Entries with figure data:

-- begin --

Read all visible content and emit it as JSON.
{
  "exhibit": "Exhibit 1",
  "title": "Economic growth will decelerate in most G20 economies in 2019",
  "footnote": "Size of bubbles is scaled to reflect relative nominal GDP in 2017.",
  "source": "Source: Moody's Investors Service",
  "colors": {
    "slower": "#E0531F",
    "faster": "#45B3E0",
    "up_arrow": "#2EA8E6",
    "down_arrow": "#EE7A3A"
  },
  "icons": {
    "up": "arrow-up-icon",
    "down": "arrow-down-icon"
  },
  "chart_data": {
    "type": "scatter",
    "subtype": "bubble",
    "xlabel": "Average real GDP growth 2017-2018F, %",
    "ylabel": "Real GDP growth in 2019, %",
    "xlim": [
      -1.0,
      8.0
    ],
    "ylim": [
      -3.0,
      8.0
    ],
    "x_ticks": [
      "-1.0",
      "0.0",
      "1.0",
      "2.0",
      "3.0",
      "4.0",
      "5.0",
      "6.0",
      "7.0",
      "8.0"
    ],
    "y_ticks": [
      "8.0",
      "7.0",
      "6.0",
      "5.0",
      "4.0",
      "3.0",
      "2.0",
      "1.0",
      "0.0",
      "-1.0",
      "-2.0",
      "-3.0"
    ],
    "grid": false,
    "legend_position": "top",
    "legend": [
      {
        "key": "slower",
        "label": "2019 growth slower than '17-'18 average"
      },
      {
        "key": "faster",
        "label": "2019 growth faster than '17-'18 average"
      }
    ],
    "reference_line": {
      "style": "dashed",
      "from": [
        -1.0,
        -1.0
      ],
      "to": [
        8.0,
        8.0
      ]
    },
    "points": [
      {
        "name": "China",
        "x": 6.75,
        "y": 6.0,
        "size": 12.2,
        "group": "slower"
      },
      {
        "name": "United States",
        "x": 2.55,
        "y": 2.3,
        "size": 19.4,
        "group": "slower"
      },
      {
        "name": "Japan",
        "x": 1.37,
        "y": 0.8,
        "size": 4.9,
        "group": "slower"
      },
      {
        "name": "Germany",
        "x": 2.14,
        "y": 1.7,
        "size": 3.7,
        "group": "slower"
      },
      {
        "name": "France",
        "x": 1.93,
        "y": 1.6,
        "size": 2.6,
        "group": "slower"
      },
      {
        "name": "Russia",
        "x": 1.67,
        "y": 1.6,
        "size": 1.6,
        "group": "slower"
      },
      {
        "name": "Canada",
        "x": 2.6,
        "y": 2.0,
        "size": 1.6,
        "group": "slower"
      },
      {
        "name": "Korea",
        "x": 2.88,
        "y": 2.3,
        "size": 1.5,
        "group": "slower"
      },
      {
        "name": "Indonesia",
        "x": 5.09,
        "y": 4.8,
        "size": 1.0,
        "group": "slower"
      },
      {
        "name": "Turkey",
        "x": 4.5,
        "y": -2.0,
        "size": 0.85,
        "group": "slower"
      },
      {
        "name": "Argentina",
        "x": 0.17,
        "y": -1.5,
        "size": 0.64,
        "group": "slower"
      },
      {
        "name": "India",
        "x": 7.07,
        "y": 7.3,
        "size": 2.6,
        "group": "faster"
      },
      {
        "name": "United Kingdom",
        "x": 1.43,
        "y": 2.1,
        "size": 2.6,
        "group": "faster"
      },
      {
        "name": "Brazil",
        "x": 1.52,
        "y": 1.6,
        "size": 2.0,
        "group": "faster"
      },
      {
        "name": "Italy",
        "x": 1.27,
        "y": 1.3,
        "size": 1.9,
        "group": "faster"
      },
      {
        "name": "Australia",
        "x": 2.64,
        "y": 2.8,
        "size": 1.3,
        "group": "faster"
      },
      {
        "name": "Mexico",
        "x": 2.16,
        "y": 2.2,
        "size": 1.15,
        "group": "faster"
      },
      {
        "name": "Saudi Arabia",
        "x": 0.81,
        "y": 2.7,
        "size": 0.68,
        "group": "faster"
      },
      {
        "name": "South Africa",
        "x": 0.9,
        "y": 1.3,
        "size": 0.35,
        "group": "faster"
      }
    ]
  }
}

-- end --

Your goal. Of the lines above, how many include the word "than"? Reply with the number alone.

Finished task. 2